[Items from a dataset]
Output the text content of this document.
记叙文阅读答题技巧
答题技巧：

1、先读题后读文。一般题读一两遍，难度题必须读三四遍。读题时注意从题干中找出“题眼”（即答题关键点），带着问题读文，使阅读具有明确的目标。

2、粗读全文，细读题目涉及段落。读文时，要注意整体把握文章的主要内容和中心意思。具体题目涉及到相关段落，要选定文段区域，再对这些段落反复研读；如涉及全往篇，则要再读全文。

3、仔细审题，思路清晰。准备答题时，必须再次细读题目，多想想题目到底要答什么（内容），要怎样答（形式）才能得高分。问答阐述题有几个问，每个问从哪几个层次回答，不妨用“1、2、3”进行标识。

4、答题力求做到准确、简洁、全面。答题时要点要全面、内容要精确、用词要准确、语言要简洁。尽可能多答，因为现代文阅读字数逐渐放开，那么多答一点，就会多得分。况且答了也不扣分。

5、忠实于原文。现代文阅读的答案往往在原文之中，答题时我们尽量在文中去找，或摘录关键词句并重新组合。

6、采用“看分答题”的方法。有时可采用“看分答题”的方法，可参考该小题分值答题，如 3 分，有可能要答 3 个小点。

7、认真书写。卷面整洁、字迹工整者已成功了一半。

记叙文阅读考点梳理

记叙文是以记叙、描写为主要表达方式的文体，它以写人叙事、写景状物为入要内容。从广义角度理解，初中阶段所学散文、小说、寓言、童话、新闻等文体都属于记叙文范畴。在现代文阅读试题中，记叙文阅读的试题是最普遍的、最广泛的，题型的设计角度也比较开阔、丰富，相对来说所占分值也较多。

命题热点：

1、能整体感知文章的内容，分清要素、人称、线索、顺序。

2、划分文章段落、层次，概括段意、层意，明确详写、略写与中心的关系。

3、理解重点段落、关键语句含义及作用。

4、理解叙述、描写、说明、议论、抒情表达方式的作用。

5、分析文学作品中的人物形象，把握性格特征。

#### BRIEF
Repeat the material above in full, exactly as it stands.

#### EXERCISE RESULT
Output the text content of this document.
记叙文阅读答题技巧
答题技巧：

1、先读题后读文。一般题读一两遍，难度题必须读三四遍。读题时注意从题干中找出“题眼”（即答题关键点），带着问题读文，使阅读具有明确的目标。

2、粗读全文，细读题目涉及段落。读文时，要注意整体把握文章的主要内容和中心意思。具体题目涉及到相关段落，要选定文段区域，再对这些段落反复研读；如涉及全往篇，则要再读全文。

3、仔细审题，思路清晰。准备答题时，必须再次细读题目，多想想题目到底要答什么（内容），要怎样答（形式）才能得高分。问答阐述题有几个问，每个问从哪几个层次回答，不妨用“1、2、3”进行标识。

4、答题力求做到准确、简洁、全面。答题时要点要全面、内容要精确、用词要准确、语言要简洁。尽可能多答，因为现代文阅读字数逐渐放开，那么多答一点，就会多得分。况且答了也不扣分。

5、忠实于原文。现代文阅读的答案往往在原文之中，答题时我们尽量在文中去找，或摘录关键词句并重新组合。

6、采用“看分答题”的方法。有时可采用“看分答题”的方法，可参考该小题分值答题，如 3 分，有可能要答 3 个小点。

7、认真书写。卷面整洁、字迹工整者已成功了一半。

记叙文阅读考点梳理

记叙文是以记叙、描写为主要表达方式的文体，它以写人叙事、写景状物为入要内容。从广义角度理解，初中阶段所学散文、小说、寓言、童话、新闻等文体都属于记叙文范畴。在现代文阅读试题中，记叙文阅读的试题是最普遍的、最广泛的，题型的设计角度也比较开阔、丰富，相对来说所占分值也较多。

命题热点：

1、能整体感知文章的内容，分清要素、人称、线索、顺序。

2、划分文章段落、层次，概括段意、层意，明确详写、略写与中心的关系。

3、理解重点段落、关键语句含义及作用。

4、理解叙述、描写、说明、议论、抒情表达方式的作用。

5、分析文学作品中的人物形象，把握性格特征。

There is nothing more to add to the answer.